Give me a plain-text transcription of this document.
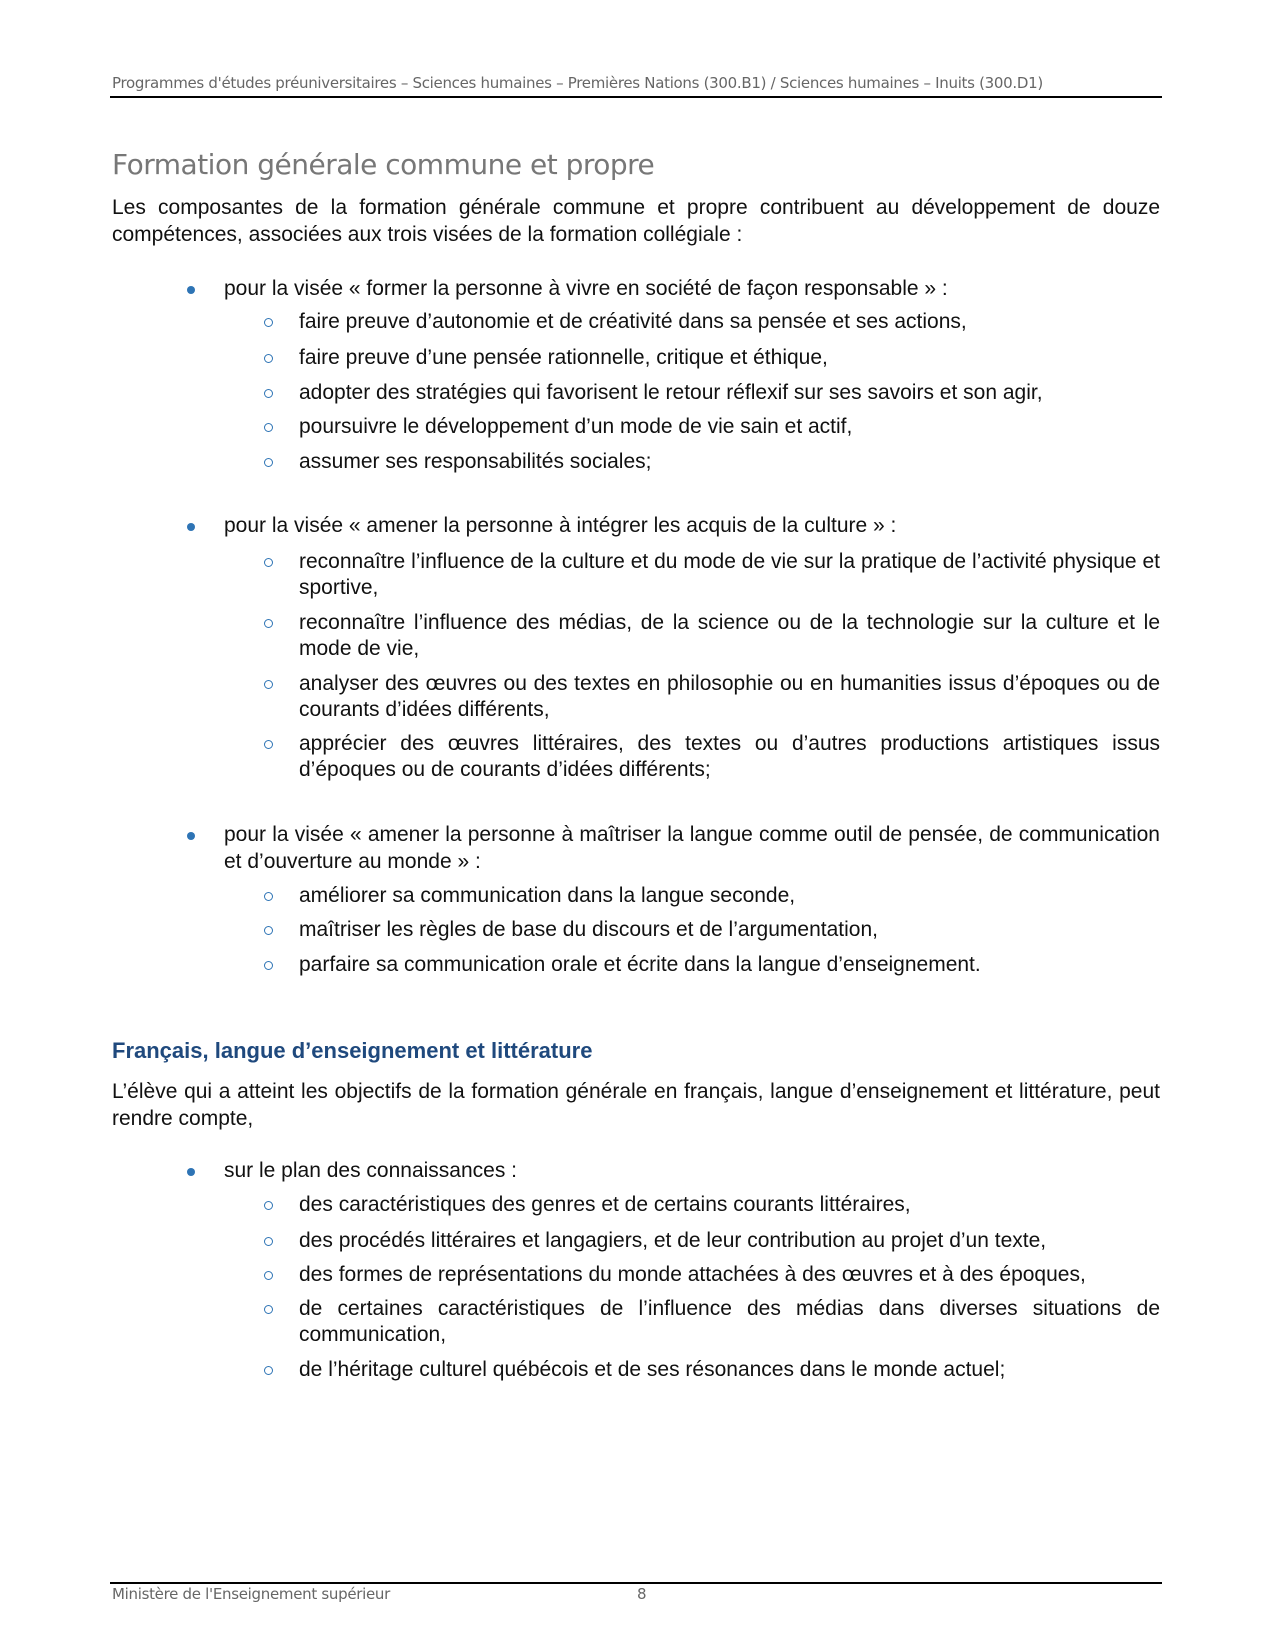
Programmes d'études préuniversitaires – Sciences humaines – Premières Nations (300.B1) / Sciences humaines – Inuits (300.D1)
Formation générale commune et propre
Les composantes de la formation générale commune et propre contribuent au développement de douze compétences, associées aux trois visées de la formation collégiale :
pour la visée « former la personne à vivre en société de façon responsable » :
faire preuve d’autonomie et de créativité dans sa pensée et ses actions,
faire preuve d’une pensée rationnelle, critique et éthique,
adopter des stratégies qui favorisent le retour réflexif sur ses savoirs et son agir,
poursuivre le développement d’un mode de vie sain et actif,
assumer ses responsabilités sociales;
pour la visée « amener la personne à intégrer les acquis de la culture » :
reconnaître l’influence de la culture et du mode de vie sur la pratique de l’activité physique et sportive,
reconnaître l’influence des médias, de la science ou de la technologie sur la culture et le mode de vie,
analyser des œuvres ou des textes en philosophie ou en humanities issus d’époques ou de courants d’idées différents,
apprécier des œuvres littéraires, des textes ou d’autres productions artistiques issus d’époques ou de courants d’idées différents;
pour la visée « amener la personne à maîtriser la langue comme outil de pensée, de communication et d’ouverture au monde » :
améliorer sa communication dans la langue seconde,
maîtriser les règles de base du discours et de l’argumentation,
parfaire sa communication orale et écrite dans la langue d’enseignement.
Français, langue d’enseignement et littérature
L’élève qui a atteint les objectifs de la formation générale en français, langue d’enseignement et littérature, peut rendre compte,
sur le plan des connaissances :
des caractéristiques des genres et de certains courants littéraires,
des procédés littéraires et langagiers, et de leur contribution au projet d’un texte,
des formes de représentations du monde attachées à des œuvres et à des époques,
de certaines caractéristiques de l’influence des médias dans diverses situations de communication,
de l’héritage culturel québécois et de ses résonances dans le monde actuel;
Ministère de l'Enseignement supérieur	8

+++

▶ Stated task
Transcribe every record above exactly, leaving out the pictures.

▶ Reply to the exercise
Give me a plain-text transcription of this document.
Programmes d'études préuniversitaires – Sciences humaines – Premières Nations (300.B1) / Sciences humaines – Inuits (300.D1)
Formation générale commune et propre
Les composantes de la formation générale commune et propre contribuent au développement de douze compétences, associées aux trois visées de la formation collégiale :
pour la visée « former la personne à vivre en société de façon responsable » :
faire preuve d’autonomie et de créativité dans sa pensée et ses actions,
faire preuve d’une pensée rationnelle, critique et éthique,
adopter des stratégies qui favorisent le retour réflexif sur ses savoirs et son agir,
poursuivre le développement d’un mode de vie sain et actif,
assumer ses responsabilités sociales;
pour la visée « amener la personne à intégrer les acquis de la culture » :
reconnaître l’influence de la culture et du mode de vie sur la pratique de l’activité physique et sportive,
reconnaître l’influence des médias, de la science ou de la technologie sur la culture et le mode de vie,
analyser des œuvres ou des textes en philosophie ou en humanities issus d’époques ou de courants d’idées différents,
apprécier des œuvres littéraires, des textes ou d’autres productions artistiques issus d’époques ou de courants d’idées différents;
pour la visée « amener la personne à maîtriser la langue comme outil de pensée, de communication et d’ouverture au monde » :
améliorer sa communication dans la langue seconde,
maîtriser les règles de base du discours et de l’argumentation,
parfaire sa communication orale et écrite dans la langue d’enseignement.
Français, langue d’enseignement et littérature
L’élève qui a atteint les objectifs de la formation générale en français, langue d’enseignement et littérature, peut rendre compte,
sur le plan des connaissances :
des caractéristiques des genres et de certains courants littéraires,
des procédés littéraires et langagiers, et de leur contribution au projet d’un texte,
des formes de représentations du monde attachées à des œuvres et à des époques,
de certaines caractéristiques de l’influence des médias dans diverses situations de communication,
de l’héritage culturel québécois et de ses résonances dans le monde actuel;
Ministère de l'Enseignement supérieur	8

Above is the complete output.